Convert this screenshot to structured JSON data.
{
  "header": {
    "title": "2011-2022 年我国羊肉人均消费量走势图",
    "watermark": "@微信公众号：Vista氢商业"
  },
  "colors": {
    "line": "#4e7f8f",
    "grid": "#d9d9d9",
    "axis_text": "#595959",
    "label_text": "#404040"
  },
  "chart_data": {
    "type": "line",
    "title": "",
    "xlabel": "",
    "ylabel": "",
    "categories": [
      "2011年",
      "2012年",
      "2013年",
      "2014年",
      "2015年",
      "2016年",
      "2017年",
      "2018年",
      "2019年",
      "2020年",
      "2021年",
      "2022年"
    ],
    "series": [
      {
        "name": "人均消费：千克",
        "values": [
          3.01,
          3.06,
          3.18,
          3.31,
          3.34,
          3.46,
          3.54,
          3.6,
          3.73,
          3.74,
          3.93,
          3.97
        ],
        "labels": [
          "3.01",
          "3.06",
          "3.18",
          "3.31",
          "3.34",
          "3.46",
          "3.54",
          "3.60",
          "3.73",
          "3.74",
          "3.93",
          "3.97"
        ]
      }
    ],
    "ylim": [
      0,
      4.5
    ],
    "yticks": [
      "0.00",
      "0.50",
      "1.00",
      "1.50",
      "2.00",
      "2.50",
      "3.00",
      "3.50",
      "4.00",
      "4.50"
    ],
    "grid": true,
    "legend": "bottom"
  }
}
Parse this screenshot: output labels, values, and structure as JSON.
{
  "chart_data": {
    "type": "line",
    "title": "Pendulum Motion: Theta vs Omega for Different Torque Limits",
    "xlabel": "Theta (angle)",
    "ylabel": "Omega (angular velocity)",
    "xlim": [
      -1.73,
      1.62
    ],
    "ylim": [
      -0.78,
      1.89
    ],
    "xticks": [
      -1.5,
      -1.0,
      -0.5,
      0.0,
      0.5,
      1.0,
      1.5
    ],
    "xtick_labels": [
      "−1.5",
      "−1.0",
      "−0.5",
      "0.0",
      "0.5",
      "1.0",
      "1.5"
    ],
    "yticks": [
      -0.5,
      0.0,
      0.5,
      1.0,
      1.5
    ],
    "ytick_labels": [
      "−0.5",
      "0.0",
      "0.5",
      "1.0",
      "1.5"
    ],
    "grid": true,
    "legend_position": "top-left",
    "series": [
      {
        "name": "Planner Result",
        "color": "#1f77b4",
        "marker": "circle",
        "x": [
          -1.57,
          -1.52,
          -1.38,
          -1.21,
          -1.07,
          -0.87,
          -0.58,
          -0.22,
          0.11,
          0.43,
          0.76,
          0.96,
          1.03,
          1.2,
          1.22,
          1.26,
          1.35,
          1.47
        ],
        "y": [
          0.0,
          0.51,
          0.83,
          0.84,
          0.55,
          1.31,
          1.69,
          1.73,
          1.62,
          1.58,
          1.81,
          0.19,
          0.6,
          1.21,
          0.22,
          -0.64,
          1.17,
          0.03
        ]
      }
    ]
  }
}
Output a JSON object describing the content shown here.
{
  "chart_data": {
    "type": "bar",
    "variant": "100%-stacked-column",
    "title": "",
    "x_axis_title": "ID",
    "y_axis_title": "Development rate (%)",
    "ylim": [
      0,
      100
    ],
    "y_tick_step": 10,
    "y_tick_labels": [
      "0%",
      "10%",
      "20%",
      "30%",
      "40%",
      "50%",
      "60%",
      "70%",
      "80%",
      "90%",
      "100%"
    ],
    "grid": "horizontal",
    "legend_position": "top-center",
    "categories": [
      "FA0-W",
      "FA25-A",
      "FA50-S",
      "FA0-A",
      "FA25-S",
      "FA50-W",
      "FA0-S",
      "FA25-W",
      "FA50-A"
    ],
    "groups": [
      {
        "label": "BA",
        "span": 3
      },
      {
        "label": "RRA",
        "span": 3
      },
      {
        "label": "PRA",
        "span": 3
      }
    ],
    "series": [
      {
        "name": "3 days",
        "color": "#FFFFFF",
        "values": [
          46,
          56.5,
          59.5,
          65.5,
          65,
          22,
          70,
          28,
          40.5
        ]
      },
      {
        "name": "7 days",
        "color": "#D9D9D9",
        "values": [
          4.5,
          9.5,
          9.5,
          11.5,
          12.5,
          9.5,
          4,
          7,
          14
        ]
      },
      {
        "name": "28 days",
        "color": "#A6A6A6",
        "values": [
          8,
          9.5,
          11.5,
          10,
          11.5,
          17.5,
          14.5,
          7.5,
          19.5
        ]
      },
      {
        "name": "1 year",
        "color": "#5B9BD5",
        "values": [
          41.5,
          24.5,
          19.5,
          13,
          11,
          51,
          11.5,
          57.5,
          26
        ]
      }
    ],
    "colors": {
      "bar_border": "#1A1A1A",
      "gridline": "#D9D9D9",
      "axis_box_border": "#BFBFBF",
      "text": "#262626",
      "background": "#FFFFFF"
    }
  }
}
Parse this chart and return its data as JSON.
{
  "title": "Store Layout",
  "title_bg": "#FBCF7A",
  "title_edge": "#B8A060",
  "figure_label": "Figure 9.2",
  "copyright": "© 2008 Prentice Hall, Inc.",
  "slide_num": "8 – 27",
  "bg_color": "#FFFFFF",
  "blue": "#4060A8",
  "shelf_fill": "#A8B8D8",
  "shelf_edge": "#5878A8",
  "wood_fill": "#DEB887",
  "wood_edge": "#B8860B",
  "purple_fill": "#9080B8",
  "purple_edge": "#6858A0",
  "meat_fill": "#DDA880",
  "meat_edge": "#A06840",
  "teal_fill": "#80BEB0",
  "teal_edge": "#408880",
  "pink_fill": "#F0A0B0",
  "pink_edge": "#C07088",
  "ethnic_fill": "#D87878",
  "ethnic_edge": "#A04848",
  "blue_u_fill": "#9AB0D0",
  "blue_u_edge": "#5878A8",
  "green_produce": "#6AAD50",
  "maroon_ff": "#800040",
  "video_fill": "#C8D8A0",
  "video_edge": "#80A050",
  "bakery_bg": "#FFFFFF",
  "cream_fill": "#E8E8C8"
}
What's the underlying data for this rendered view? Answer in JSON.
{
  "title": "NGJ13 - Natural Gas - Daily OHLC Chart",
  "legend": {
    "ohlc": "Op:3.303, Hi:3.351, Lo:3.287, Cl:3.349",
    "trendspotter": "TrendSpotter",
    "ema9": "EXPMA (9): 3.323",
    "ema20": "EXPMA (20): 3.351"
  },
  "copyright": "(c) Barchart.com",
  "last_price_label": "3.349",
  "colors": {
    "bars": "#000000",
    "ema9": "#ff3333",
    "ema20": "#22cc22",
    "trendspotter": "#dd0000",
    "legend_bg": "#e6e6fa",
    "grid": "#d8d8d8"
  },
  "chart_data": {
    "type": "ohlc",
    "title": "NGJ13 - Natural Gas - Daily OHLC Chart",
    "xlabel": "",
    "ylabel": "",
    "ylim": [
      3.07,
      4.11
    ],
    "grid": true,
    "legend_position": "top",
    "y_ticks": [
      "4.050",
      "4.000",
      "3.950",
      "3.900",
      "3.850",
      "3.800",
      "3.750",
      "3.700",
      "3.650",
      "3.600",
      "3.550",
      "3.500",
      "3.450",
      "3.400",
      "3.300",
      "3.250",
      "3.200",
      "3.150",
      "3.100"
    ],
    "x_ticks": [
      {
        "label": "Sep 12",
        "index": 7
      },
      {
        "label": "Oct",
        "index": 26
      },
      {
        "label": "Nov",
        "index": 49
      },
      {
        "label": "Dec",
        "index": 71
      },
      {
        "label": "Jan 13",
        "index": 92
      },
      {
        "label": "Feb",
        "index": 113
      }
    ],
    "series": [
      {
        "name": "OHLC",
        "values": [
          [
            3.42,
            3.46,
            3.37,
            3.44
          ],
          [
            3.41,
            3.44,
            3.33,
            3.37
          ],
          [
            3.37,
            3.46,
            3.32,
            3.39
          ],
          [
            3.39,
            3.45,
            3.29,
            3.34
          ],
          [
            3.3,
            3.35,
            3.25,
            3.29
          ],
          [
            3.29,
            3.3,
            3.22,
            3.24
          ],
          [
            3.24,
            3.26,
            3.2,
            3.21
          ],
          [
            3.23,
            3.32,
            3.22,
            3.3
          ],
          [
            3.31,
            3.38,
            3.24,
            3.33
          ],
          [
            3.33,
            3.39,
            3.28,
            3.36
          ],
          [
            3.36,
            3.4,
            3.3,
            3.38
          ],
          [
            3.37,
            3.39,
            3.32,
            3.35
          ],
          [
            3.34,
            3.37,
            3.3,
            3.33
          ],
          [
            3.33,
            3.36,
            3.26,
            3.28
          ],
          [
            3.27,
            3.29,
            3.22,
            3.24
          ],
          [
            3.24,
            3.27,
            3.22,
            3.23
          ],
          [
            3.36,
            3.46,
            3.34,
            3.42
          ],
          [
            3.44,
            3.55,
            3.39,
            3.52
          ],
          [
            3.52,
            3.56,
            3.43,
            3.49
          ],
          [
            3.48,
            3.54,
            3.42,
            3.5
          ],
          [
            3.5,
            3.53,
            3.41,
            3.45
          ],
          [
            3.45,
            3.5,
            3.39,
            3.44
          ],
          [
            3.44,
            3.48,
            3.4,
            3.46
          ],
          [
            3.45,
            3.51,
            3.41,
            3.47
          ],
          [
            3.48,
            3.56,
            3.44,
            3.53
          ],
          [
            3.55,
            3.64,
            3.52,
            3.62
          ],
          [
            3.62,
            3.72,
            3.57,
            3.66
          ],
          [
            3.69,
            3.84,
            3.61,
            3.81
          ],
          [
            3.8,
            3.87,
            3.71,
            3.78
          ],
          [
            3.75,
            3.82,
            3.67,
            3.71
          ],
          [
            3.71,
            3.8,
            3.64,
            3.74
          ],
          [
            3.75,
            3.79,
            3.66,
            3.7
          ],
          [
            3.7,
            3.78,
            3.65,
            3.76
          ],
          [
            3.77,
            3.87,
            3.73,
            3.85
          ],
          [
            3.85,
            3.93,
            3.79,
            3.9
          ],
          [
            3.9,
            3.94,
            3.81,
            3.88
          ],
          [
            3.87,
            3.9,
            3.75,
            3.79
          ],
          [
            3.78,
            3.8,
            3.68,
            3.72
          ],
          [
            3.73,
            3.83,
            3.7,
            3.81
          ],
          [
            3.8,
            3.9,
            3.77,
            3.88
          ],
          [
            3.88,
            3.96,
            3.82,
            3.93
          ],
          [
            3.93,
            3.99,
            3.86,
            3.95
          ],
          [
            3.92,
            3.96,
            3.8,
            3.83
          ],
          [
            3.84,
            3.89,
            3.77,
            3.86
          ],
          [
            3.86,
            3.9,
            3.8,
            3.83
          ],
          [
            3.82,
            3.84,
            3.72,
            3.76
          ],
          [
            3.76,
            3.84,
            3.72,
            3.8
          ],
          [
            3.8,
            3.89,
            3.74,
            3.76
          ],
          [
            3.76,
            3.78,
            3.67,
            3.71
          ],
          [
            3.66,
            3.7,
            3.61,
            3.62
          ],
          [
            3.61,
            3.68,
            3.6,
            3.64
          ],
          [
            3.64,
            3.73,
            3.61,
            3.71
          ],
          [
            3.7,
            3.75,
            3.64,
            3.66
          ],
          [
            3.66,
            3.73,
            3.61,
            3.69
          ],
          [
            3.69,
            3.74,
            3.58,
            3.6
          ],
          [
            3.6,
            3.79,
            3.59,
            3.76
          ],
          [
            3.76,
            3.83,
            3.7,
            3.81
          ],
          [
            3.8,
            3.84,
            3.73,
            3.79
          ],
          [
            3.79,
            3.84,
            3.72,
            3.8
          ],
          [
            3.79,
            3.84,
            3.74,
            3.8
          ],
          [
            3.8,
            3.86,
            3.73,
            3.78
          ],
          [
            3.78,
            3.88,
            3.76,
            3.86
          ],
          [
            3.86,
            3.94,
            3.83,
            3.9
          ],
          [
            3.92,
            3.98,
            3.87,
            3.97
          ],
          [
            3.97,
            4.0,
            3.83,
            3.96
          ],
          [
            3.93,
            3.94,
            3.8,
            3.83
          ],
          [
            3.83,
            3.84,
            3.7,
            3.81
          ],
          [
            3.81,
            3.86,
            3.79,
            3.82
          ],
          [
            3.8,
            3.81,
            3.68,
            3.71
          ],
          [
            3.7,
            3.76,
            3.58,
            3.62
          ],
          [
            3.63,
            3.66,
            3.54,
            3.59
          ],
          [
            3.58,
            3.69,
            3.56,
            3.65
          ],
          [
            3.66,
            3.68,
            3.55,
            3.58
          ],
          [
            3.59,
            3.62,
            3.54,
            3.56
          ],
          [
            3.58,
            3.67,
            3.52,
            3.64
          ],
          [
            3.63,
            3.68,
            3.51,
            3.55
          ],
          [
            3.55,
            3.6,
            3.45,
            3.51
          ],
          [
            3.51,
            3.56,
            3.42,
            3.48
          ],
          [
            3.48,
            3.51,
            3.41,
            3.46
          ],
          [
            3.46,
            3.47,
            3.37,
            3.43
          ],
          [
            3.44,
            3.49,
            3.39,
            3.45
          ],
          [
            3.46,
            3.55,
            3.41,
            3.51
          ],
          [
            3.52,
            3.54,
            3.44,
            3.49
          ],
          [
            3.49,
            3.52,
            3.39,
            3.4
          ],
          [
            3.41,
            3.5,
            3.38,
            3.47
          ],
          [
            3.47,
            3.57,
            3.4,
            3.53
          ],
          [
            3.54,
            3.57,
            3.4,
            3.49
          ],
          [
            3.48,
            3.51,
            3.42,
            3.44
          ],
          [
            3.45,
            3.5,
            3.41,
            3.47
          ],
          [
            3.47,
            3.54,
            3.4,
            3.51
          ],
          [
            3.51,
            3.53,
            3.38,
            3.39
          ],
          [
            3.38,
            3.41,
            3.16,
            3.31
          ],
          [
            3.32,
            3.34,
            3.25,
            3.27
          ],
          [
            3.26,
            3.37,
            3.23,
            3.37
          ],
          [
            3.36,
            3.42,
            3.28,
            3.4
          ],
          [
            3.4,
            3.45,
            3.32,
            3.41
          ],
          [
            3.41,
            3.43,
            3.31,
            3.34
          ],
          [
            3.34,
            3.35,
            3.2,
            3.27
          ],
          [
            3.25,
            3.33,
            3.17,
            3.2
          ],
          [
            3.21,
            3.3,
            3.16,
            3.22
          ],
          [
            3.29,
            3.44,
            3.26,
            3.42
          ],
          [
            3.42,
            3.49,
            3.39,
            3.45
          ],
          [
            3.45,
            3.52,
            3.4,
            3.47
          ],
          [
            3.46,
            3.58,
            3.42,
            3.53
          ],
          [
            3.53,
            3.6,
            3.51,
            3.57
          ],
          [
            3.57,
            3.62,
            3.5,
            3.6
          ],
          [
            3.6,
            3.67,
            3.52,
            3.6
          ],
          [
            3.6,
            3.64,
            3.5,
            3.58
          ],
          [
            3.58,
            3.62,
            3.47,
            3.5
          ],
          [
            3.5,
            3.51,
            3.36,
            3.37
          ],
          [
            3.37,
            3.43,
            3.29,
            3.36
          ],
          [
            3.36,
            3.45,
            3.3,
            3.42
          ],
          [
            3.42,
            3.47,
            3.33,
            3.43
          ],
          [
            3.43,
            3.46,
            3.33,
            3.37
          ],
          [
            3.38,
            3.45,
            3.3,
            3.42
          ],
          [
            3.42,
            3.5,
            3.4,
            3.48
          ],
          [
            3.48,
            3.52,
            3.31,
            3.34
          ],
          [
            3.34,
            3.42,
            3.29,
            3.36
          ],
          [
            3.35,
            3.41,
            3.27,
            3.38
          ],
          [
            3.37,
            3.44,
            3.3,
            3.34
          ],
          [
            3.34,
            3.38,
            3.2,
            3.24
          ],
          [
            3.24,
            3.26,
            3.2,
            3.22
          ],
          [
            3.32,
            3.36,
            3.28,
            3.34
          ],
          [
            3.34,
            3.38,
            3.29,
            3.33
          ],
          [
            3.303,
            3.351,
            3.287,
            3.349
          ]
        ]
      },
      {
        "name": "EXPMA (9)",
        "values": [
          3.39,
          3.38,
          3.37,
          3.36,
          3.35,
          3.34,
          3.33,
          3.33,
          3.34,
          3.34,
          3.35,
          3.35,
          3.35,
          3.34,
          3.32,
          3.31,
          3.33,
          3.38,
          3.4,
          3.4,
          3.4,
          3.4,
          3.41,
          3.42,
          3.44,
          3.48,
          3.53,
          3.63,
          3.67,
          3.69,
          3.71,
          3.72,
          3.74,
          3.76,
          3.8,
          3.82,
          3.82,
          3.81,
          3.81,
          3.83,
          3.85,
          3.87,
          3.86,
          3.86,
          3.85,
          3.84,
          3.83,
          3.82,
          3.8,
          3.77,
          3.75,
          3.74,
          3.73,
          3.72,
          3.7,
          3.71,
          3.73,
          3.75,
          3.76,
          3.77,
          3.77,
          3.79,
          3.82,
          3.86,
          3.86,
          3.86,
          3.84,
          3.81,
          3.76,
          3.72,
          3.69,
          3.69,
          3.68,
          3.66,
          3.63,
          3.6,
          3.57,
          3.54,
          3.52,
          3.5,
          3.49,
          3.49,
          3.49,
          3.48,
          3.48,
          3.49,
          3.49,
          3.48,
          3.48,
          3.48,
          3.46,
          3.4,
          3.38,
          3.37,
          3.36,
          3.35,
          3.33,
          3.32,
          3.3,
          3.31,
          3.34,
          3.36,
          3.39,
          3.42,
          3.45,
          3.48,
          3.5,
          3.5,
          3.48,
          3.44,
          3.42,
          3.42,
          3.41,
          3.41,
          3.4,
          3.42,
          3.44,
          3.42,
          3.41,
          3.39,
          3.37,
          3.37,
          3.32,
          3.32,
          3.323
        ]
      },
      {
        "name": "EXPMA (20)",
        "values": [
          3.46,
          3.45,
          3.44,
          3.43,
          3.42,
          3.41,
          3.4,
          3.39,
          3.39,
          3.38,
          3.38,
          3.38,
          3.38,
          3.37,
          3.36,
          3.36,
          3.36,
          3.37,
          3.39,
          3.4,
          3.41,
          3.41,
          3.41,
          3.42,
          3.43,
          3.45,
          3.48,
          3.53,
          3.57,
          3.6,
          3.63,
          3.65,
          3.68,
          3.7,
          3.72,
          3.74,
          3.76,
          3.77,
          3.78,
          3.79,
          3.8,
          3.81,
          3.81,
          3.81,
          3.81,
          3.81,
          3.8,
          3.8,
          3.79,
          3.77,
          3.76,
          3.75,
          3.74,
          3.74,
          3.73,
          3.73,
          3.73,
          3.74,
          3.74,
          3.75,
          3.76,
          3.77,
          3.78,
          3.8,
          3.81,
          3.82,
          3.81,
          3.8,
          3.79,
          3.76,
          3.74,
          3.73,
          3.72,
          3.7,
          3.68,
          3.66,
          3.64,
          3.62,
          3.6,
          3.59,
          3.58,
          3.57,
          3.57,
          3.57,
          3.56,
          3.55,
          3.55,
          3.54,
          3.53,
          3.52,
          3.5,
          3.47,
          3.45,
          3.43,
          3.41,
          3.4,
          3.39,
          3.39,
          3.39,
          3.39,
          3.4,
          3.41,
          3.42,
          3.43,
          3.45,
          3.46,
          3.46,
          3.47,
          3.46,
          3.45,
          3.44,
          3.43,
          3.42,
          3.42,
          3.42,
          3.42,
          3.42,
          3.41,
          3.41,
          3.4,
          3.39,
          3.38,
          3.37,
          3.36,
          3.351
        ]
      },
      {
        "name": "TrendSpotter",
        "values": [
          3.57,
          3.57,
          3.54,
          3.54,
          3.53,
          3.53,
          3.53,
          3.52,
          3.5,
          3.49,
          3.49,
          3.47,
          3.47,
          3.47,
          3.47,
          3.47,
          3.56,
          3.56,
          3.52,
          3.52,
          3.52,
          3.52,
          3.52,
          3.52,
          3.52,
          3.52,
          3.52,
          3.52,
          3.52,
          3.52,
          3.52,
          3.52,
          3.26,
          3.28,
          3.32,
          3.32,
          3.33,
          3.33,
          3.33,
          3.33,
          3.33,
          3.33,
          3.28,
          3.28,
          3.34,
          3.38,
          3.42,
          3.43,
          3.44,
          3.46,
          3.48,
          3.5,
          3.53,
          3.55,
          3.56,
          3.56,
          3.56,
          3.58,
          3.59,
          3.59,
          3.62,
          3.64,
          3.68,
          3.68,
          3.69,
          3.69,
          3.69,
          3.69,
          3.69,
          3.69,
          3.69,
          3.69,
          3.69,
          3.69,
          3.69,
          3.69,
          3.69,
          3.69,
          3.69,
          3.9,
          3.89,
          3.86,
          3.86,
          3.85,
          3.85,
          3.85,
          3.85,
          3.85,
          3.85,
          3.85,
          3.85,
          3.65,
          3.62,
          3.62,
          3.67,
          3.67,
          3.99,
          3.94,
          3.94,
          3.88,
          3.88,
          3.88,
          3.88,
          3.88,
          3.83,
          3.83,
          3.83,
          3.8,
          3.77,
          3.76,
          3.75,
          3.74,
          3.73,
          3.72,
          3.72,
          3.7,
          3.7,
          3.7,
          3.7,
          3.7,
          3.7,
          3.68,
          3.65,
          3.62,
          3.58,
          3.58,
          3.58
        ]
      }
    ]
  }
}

----

Filter the listing for the word "Daily" and copy every line that holds it.

**Answer in full**
  "title": "NGJ13 - Natural Gas - Daily OHLC Chart",
    "title": "NGJ13 - Natural Gas - Daily OHLC Chart",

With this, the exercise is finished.